■ **PROBLEM TO WORK ON**: Reproduce the rows below verbatim, omitting the pictures.

━━━ PROVIDED RECORDS ━━━

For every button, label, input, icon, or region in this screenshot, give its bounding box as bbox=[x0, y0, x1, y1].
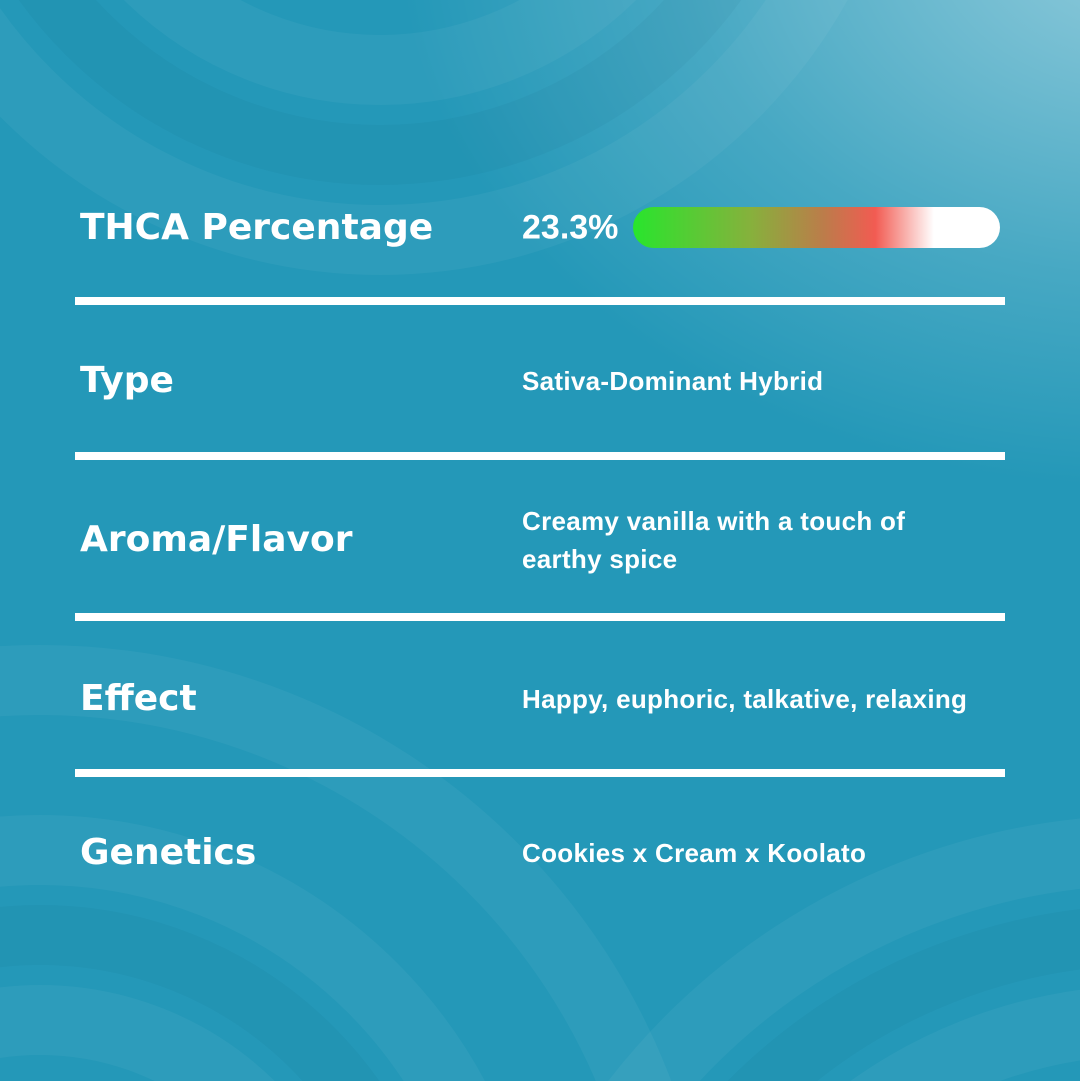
type-value: Sativa-Dominant Hybrid bbox=[522, 366, 824, 396]
genetics-label: Genetics bbox=[80, 832, 257, 874]
aroma-flavor-label: Aroma/Flavor bbox=[80, 519, 353, 561]
genetics-value: Cookies x Cream x Koolato bbox=[522, 838, 867, 868]
divider bbox=[75, 769, 1005, 777]
effect-value: Happy, euphoric, talkative, relaxing bbox=[522, 684, 968, 714]
thca-percentage-value: 23.3% bbox=[522, 208, 619, 247]
thca-meter-bar bbox=[633, 207, 1000, 248]
divider bbox=[75, 297, 1005, 305]
aroma-flavor-value: Creamy vanilla with a touch of earthy sp… bbox=[522, 506, 906, 574]
divider bbox=[75, 613, 1005, 621]
divider bbox=[75, 452, 1005, 460]
type-label: Type bbox=[80, 360, 174, 402]
thca-percentage-label: THCA Percentage bbox=[80, 207, 434, 249]
effect-label: Effect bbox=[80, 678, 197, 720]
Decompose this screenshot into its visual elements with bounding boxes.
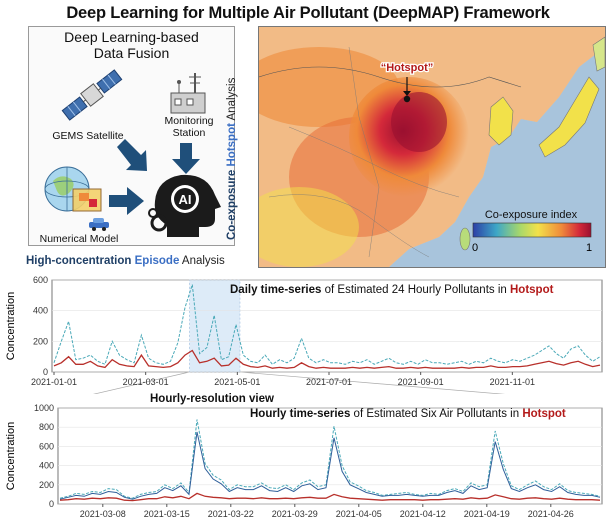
- ai-label: AI: [179, 192, 192, 207]
- co-exposure-map: “Hotspot” Co-exposure index 0 1: [258, 26, 606, 268]
- page-title: Deep Learning for Multiple Air Pollutant…: [66, 4, 550, 22]
- x-tick-label: 2021-04-26: [528, 509, 574, 519]
- x-tick-label: 2021-04-19: [464, 509, 510, 519]
- colorbar: [472, 222, 592, 238]
- x-tick-label: 2021-04-05: [336, 509, 382, 519]
- zoom-connector: [92, 371, 506, 394]
- y-tick-label: 600: [33, 275, 48, 285]
- hotspot-marker: [403, 95, 411, 103]
- station-label: Monitoring Station: [147, 115, 231, 139]
- data-fusion-panel: Deep Learning-based Data Fusion GEMS Sat…: [28, 26, 235, 246]
- side-label-prefix: Co-exposure: [226, 169, 238, 240]
- x-tick-label: 2021-03-08: [80, 509, 126, 519]
- co-exposure-hotspot-label: Co-exposure Hotspot Analysis: [226, 78, 238, 240]
- plot-area: [51, 279, 603, 373]
- numerical-model-label: Numerical Model: [39, 233, 119, 245]
- daily-title-red: Hotspot: [510, 284, 554, 296]
- fusion-title-line1: Deep Learning-based: [64, 29, 199, 45]
- y-axis-label: Concentration: [5, 422, 17, 491]
- hourly-time-series-chart: 0 200 400 600 800 1000 Concentration 2021-03-08…: [5, 403, 603, 519]
- x-tick-label: 2021-03-29: [272, 509, 318, 519]
- monitoring-station-icon: [170, 73, 206, 114]
- series-line: [59, 419, 601, 499]
- arrow-icon: [172, 143, 200, 174]
- episode-analysis-label: High-concentration Episode Analysis: [26, 255, 225, 267]
- side-label-suffix: Analysis: [226, 77, 238, 124]
- hourly-title-bold: Hourly time-series: [250, 408, 351, 420]
- y-tick-label: 1000: [34, 403, 54, 413]
- japan: [538, 76, 600, 158]
- station-label-line1: Monitoring: [164, 115, 214, 127]
- car-icon: [89, 218, 109, 231]
- x-tick-label: 2021-09-01: [398, 377, 444, 387]
- station-label-line2: Station: [172, 127, 206, 139]
- x-tick-label: 2021-03-15: [144, 509, 190, 519]
- x-tick-label: 2021-03-22: [208, 509, 254, 519]
- y-tick-label: 800: [39, 422, 54, 432]
- plot-area: [57, 407, 603, 505]
- fusion-title: Deep Learning-based Data Fusion: [29, 29, 234, 61]
- taiwan: [459, 227, 471, 251]
- x-tick-label: 2021-05-01: [214, 377, 260, 387]
- y-tick-label: 400: [39, 461, 54, 471]
- daily-title-bold: Daily time-series: [230, 284, 322, 296]
- hourly-chart-title: Hourly time-series of Estimated Six Air …: [250, 408, 566, 420]
- series-line: [53, 284, 601, 365]
- arrow-icon: [109, 187, 144, 215]
- globe-icon: [44, 166, 102, 212]
- episode-label-prefix: High-concentration: [26, 255, 132, 267]
- map-canvas: “Hotspot” Co-exposure index 0 1: [259, 27, 605, 267]
- episode-label-suffix: Analysis: [179, 255, 225, 267]
- hourly-title-mid: of Estimated Six Air Pollutants in: [350, 408, 523, 420]
- x-tick-label: 2021-07-01: [306, 377, 352, 387]
- y-tick-label: 600: [39, 441, 54, 451]
- daily-title-mid: of Estimated 24 Hourly Pollutants in: [321, 284, 510, 296]
- hourly-title-red: Hotspot: [522, 408, 566, 420]
- episode-label-highlight: Episode: [134, 255, 180, 267]
- x-tick-label: 2021-11-01: [490, 377, 535, 387]
- satellite-icon: [61, 69, 123, 121]
- y-tick-label: 200: [39, 480, 54, 490]
- series-line: [59, 492, 601, 502]
- colorbar-title: Co-exposure index: [485, 209, 578, 221]
- y-axis-label: Concentration: [5, 292, 17, 361]
- ai-head-icon: AI: [148, 174, 221, 237]
- colorbar-max-label: 1: [586, 242, 592, 254]
- y-tick-label: 0: [43, 367, 48, 377]
- y-tick-label: 200: [33, 336, 48, 346]
- y-tick-label: 0: [49, 499, 54, 509]
- satellite-label: GEMS Satellite: [52, 130, 124, 142]
- hotspot-label: “Hotspot”: [381, 62, 434, 74]
- hourly-view-label: Hourly-resolution view: [150, 393, 274, 405]
- side-label-highlight: Hotspot: [226, 123, 238, 167]
- x-tick-label: 2021-04-12: [400, 509, 446, 519]
- arrow-icon: [117, 139, 147, 171]
- series-line: [59, 431, 601, 500]
- y-tick-label: 400: [33, 306, 48, 316]
- x-tick-label: 2021-01-01: [31, 377, 77, 387]
- daily-chart-title: Daily time-series of Estimated 24 Hourly…: [230, 284, 553, 296]
- korea: [488, 96, 514, 146]
- x-tick-label: 2021-03-01: [123, 377, 169, 387]
- series-line: [53, 349, 601, 369]
- daily-time-series-chart: 0 200 400 600 Concentration 2021-01-01 2021-03…: [5, 275, 603, 394]
- fusion-title-line2: Data Fusion: [93, 45, 170, 61]
- colorbar-min-label: 0: [472, 242, 478, 254]
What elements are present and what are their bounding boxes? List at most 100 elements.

━━━

■ **TASK OUTPUT**:
For every button, label, input, icon, or region in this screenshot, give its bounding box as bbox=[x0, y0, x1, y1].
type-value: Sativa-Dominant Hybrid bbox=[522, 366, 824, 396]
genetics-label: Genetics bbox=[80, 832, 257, 874]
aroma-flavor-label: Aroma/Flavor bbox=[80, 519, 353, 561]
genetics-value: Cookies x Cream x Koolato bbox=[522, 838, 867, 868]
divider bbox=[75, 769, 1005, 777]
effect-value: Happy, euphoric, talkative, relaxing bbox=[522, 684, 968, 714]
thca-percentage-value: 23.3% bbox=[522, 208, 619, 247]
thca-meter-bar bbox=[633, 207, 1000, 248]
divider bbox=[75, 297, 1005, 305]
aroma-flavor-value: Creamy vanilla with a touch of earthy sp… bbox=[522, 506, 906, 574]
divider bbox=[75, 613, 1005, 621]
divider bbox=[75, 452, 1005, 460]
type-label: Type bbox=[80, 360, 174, 402]
thca-percentage-label: THCA Percentage bbox=[80, 207, 434, 249]
effect-label: Effect bbox=[80, 678, 197, 720]
Decompose this screenshot into its visual elements with bounding boxes.
- ai-label: AI: [179, 192, 192, 207]
- co-exposure-map: “Hotspot” Co-exposure index 0 1: [258, 26, 606, 268]
- page-title: Deep Learning for Multiple Air Pollutant…: [66, 4, 550, 22]
- x-tick-label: 2021-04-26: [528, 509, 574, 519]
- x-tick-label: 2021-04-19: [464, 509, 510, 519]
- colorbar: [472, 222, 592, 238]
- x-tick-label: 2021-04-05: [336, 509, 382, 519]
- zoom-connector: [92, 371, 506, 394]
- y-tick-label: 600: [33, 275, 48, 285]
- hotspot-marker: [403, 95, 411, 103]
- station-label: Monitoring Station: [147, 115, 231, 139]
- data-fusion-panel: Deep Learning-based Data Fusion GEMS Sat…: [28, 26, 235, 246]
- side-label-prefix: Co-exposure: [226, 169, 238, 240]
- x-tick-label: 2021-03-08: [80, 509, 126, 519]
- co-exposure-hotspot-label: Co-exposure Hotspot Analysis: [226, 78, 238, 240]
- plot-area: [51, 279, 603, 373]
- numerical-model-label: Numerical Model: [39, 233, 119, 245]
- daily-title-red: Hotspot: [510, 284, 554, 296]
- fusion-title-line1: Deep Learning-based: [64, 29, 199, 45]
- y-axis-label: Concentration: [5, 422, 17, 491]
- hourly-time-series-chart: 0 200 400 600 800 1000 Concentration 2021-03-08…: [5, 403, 603, 519]
- x-tick-label: 2021-03-29: [272, 509, 318, 519]
- monitoring-station-icon: [170, 73, 206, 114]
- series-line: [59, 419, 601, 499]
- arrow-icon: [172, 143, 200, 174]
- episode-analysis-label: High-concentration Episode Analysis: [26, 255, 225, 267]
- side-label-suffix: Analysis: [226, 77, 238, 124]
- hourly-title-bold: Hourly time-series: [250, 408, 351, 420]
- y-tick-label: 1000: [34, 403, 54, 413]
- japan: [538, 76, 600, 158]
- station-label-line1: Monitoring: [164, 115, 214, 127]
- car-icon: [89, 218, 109, 231]
- x-tick-label: 2021-09-01: [398, 377, 444, 387]
- station-label-line2: Station: [172, 127, 206, 139]
- x-tick-label: 2021-03-15: [144, 509, 190, 519]
- x-tick-label: 2021-03-22: [208, 509, 254, 519]
- y-tick-label: 800: [39, 422, 54, 432]
- plot-area: [57, 407, 603, 505]
- fusion-title: Deep Learning-based Data Fusion: [29, 29, 234, 61]
- taiwan: [459, 227, 471, 251]
- x-tick-label: 2021-05-01: [214, 377, 260, 387]
- y-tick-label: 400: [39, 461, 54, 471]
- daily-title-bold: Daily time-series: [230, 284, 322, 296]
- hourly-chart-title: Hourly time-series of Estimated Six Air …: [250, 408, 566, 420]
- series-line: [53, 284, 601, 365]
- arrow-icon: [109, 187, 144, 215]
- globe-icon: [44, 166, 102, 212]
- episode-label-prefix: High-concentration: [26, 255, 132, 267]
- map-canvas: “Hotspot” Co-exposure index 0 1: [259, 27, 605, 267]
- episode-label-suffix: Analysis: [179, 255, 225, 267]
- hourly-title-mid: of Estimated Six Air Pollutants in: [350, 408, 523, 420]
- x-tick-label: 2021-07-01: [306, 377, 352, 387]
- y-tick-label: 600: [39, 441, 54, 451]
- daily-title-mid: of Estimated 24 Hourly Pollutants in: [321, 284, 510, 296]
- hourly-title-red: Hotspot: [522, 408, 566, 420]
- episode-label-highlight: Episode: [134, 255, 180, 267]
- x-tick-label: 2021-11-01: [490, 377, 535, 387]
- satellite-icon: [61, 69, 123, 121]
- y-tick-label: 200: [39, 480, 54, 490]
- series-line: [59, 492, 601, 502]
- colorbar-title: Co-exposure index: [485, 209, 578, 221]
- y-axis-label: Concentration: [5, 292, 17, 361]
- ai-head-icon: AI: [148, 174, 221, 237]
- colorbar-max-label: 1: [586, 242, 592, 254]
- y-tick-label: 0: [43, 367, 48, 377]
- y-tick-label: 200: [33, 336, 48, 346]
- y-tick-label: 0: [49, 499, 54, 509]
- satellite-label: GEMS Satellite: [52, 130, 124, 142]
- hotspot-label: “Hotspot”: [381, 62, 434, 74]
- hourly-view-label: Hourly-resolution view: [150, 393, 274, 405]
- side-label-highlight: Hotspot: [226, 123, 238, 167]
- x-tick-label: 2021-04-12: [400, 509, 446, 519]
- arrow-icon: [117, 139, 147, 171]
- series-line: [59, 431, 601, 500]
- y-tick-label: 400: [33, 306, 48, 316]
- x-tick-label: 2021-01-01: [31, 377, 77, 387]
- daily-chart-title: Daily time-series of Estimated 24 Hourly…: [230, 284, 553, 296]
- korea: [488, 96, 514, 146]
- x-tick-label: 2021-03-01: [123, 377, 169, 387]
- series-line: [53, 349, 601, 369]
- daily-time-series-chart: 0 200 400 600 Concentration 2021-01-01 2021-03…: [5, 275, 603, 394]
- fusion-title-line2: Data Fusion: [93, 45, 170, 61]
- colorbar-min-label: 0: [472, 242, 478, 254]
What elements are present and what are their bounding boxes? List at most 100 elements.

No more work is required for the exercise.